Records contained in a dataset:
---
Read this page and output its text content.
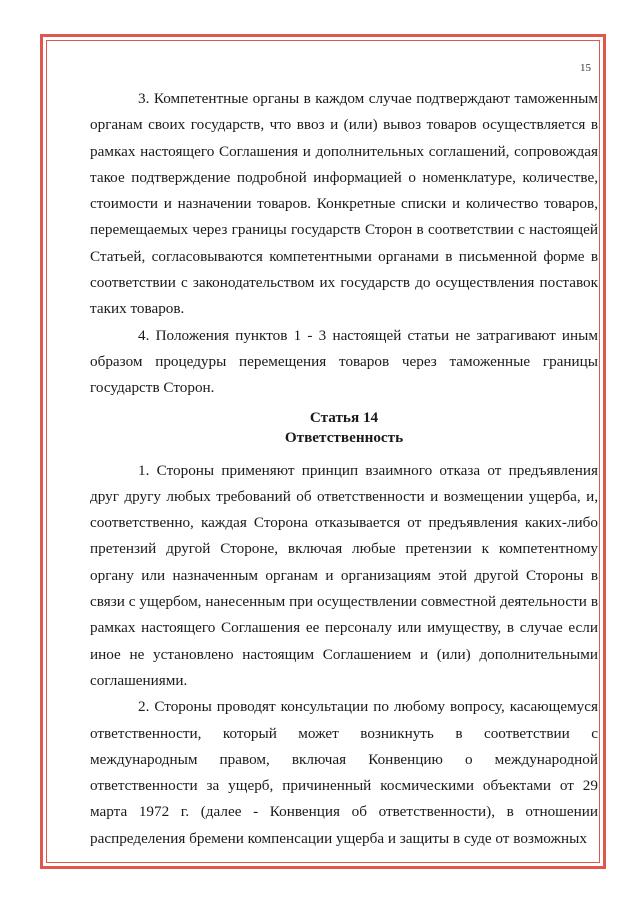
15

3. Компетентные органы в каждом случае подтверждают таможенным органам своих государств, что ввоз и (или) вывоз товаров осуществляется в рамках настоящего Соглашения и дополнительных соглашений, сопровождая такое подтверждение подробной информацией о номенклатуре, количестве, стоимости и назначении товаров. Конкретные списки и количество товаров, перемещаемых через границы государств Сторон в соответствии с настоящей Статьей, согласовываются компетентными органами в письменной форме в соответствии с законодательством их государств до осуществления поставок таких товаров.

4. Положения пунктов 1 - 3 настоящей статьи не затрагивают иным образом процедуры перемещения товаров через таможенные границы государств Сторон.

Статья 14
Ответственность

1. Стороны применяют принцип взаимного отказа от предъявления друг другу любых требований об ответственности и возмещении ущерба, и, соответственно, каждая Сторона отказывается от предъявления каких-либо претензий другой Стороне, включая любые претензии к компетентному органу или назначенным органам и организациям этой другой Стороны в связи с ущербом, нанесенным при осуществлении совместной деятельности в рамках настоящего Соглашения ее персоналу или имуществу, в случае если иное не установлено настоящим Соглашением и (или) дополнительными соглашениями.

2. Стороны проводят консультации по любому вопросу, касающемуся ответственности, который может возникнуть в соответствии с международным правом, включая Конвенцию о международной ответственности за ущерб, причиненный космическими объектами от 29 марта 1972 г. (далее - Конвенция об ответственности), в отношении распределения бремени компенсации ущерба и защиты в суде от возможных
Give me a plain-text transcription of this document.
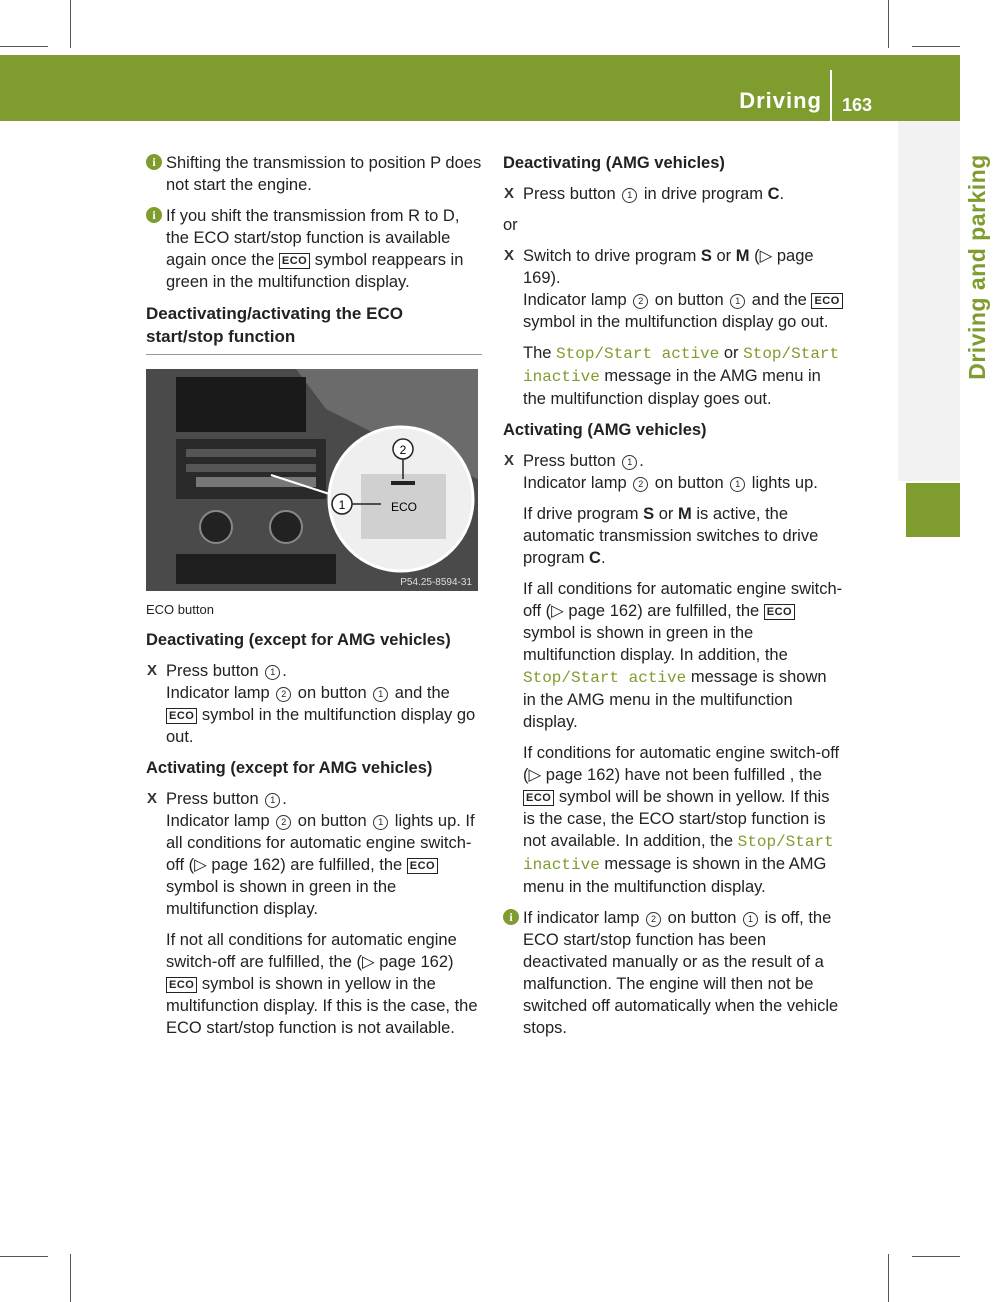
Driving 163
Driving and parking

i Shifting the transmission to position P does not start the engine.

i If you shift the transmission from R to D, the ECO start/stop function is available again once the ECO symbol reappears in green in the multifunction display.

Deactivating/activating the ECO start/stop function
2
1	ECO
P54.25-8594-31

ECO button

Deactivating (except for AMG vehicles)

X Press button 1 .
Indicator lamp 2 on button 1 and the ECO symbol in the multifunction display go out.

Activating (except for AMG vehicles)

X Press button 1 .
Indicator lamp 2 on button 1 lights up. If all conditions for automatic engine switch-off (▷ page 162) are fulfilled, the ECO symbol is shown in green in the multifunction display.

If not all conditions for automatic engine switch-off are fulfilled, the (▷ page 162) ECO symbol is shown in yellow in the multifunction display. If this is the case, the ECO start/stop function is not available.

Deactivating (AMG vehicles)

X Press button 1 in drive program C.

or

X Switch to drive program S or M (▷ page 169).
Indicator lamp 2 on button 1 and the ECO symbol in the multifunction display go out.

The Stop/Start active or Stop/Start inactive message in the AMG menu in the multifunction display goes out.

Activating (AMG vehicles)

X Press button 1 .
Indicator lamp 2 on button 1 lights up.

If drive program S or M is active, the automatic transmission switches to drive program C.

If all conditions for automatic engine switch-off (▷ page 162) are fulfilled, the ECO symbol is shown in green in the multifunction display. In addition, the Stop/Start active message is shown in the AMG menu in the multifunction display.

If conditions for automatic engine switch-off (▷ page 162) have not been fulfilled , the ECO symbol will be shown in yellow. If this is the case, the ECO start/stop function is not available. In addition, the Stop/Start inactive message is shown in the AMG menu in the multifunction display.

i If indicator lamp 2 on button 1 is off, the ECO start/stop function has been deactivated manually or as the result of a malfunction. The engine will then not be switched off automatically when the vehicle stops.
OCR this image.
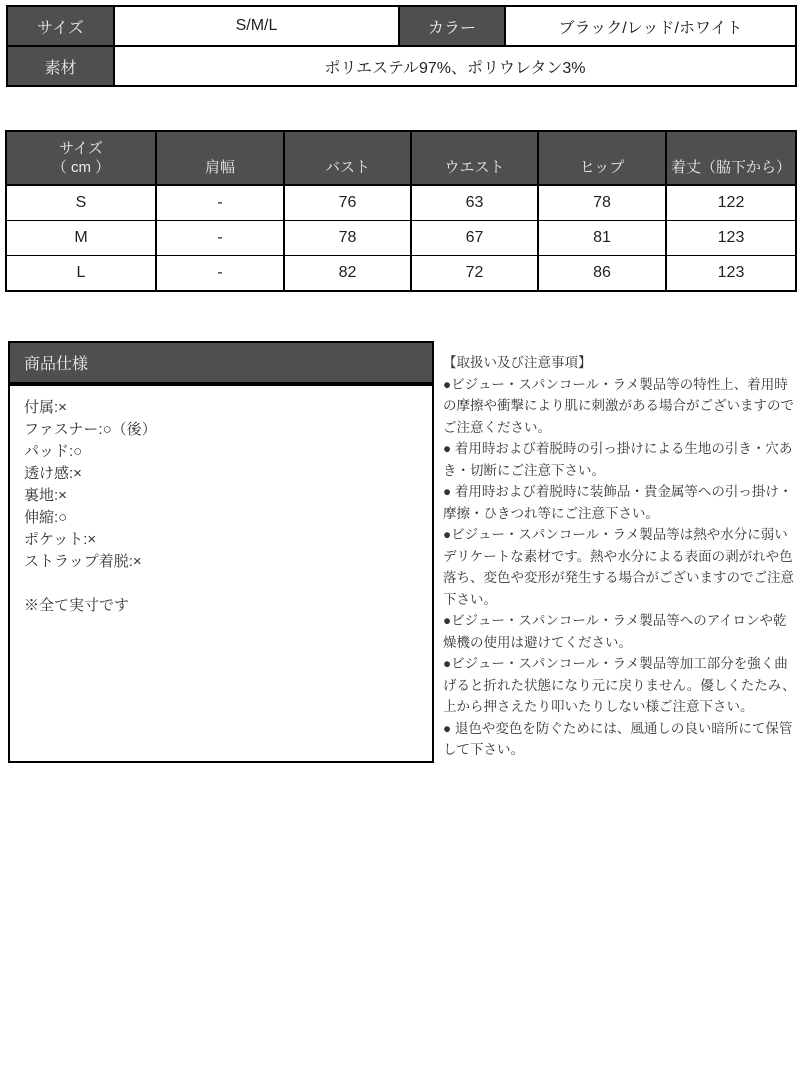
サイズ	S/M/L	カラー	ブラック/レッド/ホワイト
素材	ポリエステル97%、ポリウレタン3%		
サイズ
（ cm ）	肩幅	バスト	ウエスト	ヒップ	着丈（脇下から）
S	-	76	63	78	122
M	-	78	67	81	123
L	-	82	72	86	123
商品仕様
付属:×
ファスナー:○（後）
パッド:○
透け感:×
裏地:×
伸縮:○
ポケット:×
ストラップ着脱:×
※全て実寸です

【取扱い及び注意事項】

●ビジュー・スパンコール・ラメ製品等の特性上、着用時の摩擦や衝撃により肌に刺激がある場合がございますのでご注意ください。

● 着用時および着脱時の引っ掛けによる生地の引き・穴あき・切断にご注意下さい。

● 着用時および着脱時に装飾品・貴金属等への引っ掛け・摩擦・ひきつれ等にご注意下さい。

●ビジュー・スパンコール・ラメ製品等は熱や水分に弱いデリケートな素材です。熱や水分による表面の剥がれや色落ち、変色や変形が発生する場合がございますのでご注意下さい。

●ビジュー・スパンコール・ラメ製品等へのアイロンや乾燥機の使用は避けてください。

●ビジュー・スパンコール・ラメ製品等加工部分を強く曲げると折れた状態になり元に戻りません。優しくたたみ、上から押さえたり叩いたりしない様ご注意下さい。

● 退色や変色を防ぐためには、風通しの良い暗所にて保管して下さい。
---
=== Task requirements ===
Each line from the one containing "OCR this image." through the last line of the listing is to be given again exactly, with no pictures and no other lines.

=== Answer for the task ===
OCR this image.
サイズ	S/M/L	カラー	ブラック/レッド/ホワイト
素材	ポリエステル97%、ポリウレタン3%		
サイズ
（ cm ）	肩幅	バスト	ウエスト	ヒップ	着丈（脇下から）
S	-	76	63	78	122
M	-	78	67	81	123
L	-	82	72	86	123
商品仕様
付属:×
ファスナー:○（後）
パッド:○
透け感:×
裏地:×
伸縮:○
ポケット:×
ストラップ着脱:×
※全て実寸です

【取扱い及び注意事項】

●ビジュー・スパンコール・ラメ製品等の特性上、着用時の摩擦や衝撃により肌に刺激がある場合がございますのでご注意ください。

● 着用時および着脱時の引っ掛けによる生地の引き・穴あき・切断にご注意下さい。

● 着用時および着脱時に装飾品・貴金属等への引っ掛け・摩擦・ひきつれ等にご注意下さい。

●ビジュー・スパンコール・ラメ製品等は熱や水分に弱いデリケートな素材です。熱や水分による表面の剥がれや色落ち、変色や変形が発生する場合がございますのでご注意下さい。

●ビジュー・スパンコール・ラメ製品等へのアイロンや乾燥機の使用は避けてください。

●ビジュー・スパンコール・ラメ製品等加工部分を強く曲げると折れた状態になり元に戻りません。優しくたたみ、上から押さえたり叩いたりしない様ご注意下さい。

● 退色や変色を防ぐためには、風通しの良い暗所にて保管して下さい。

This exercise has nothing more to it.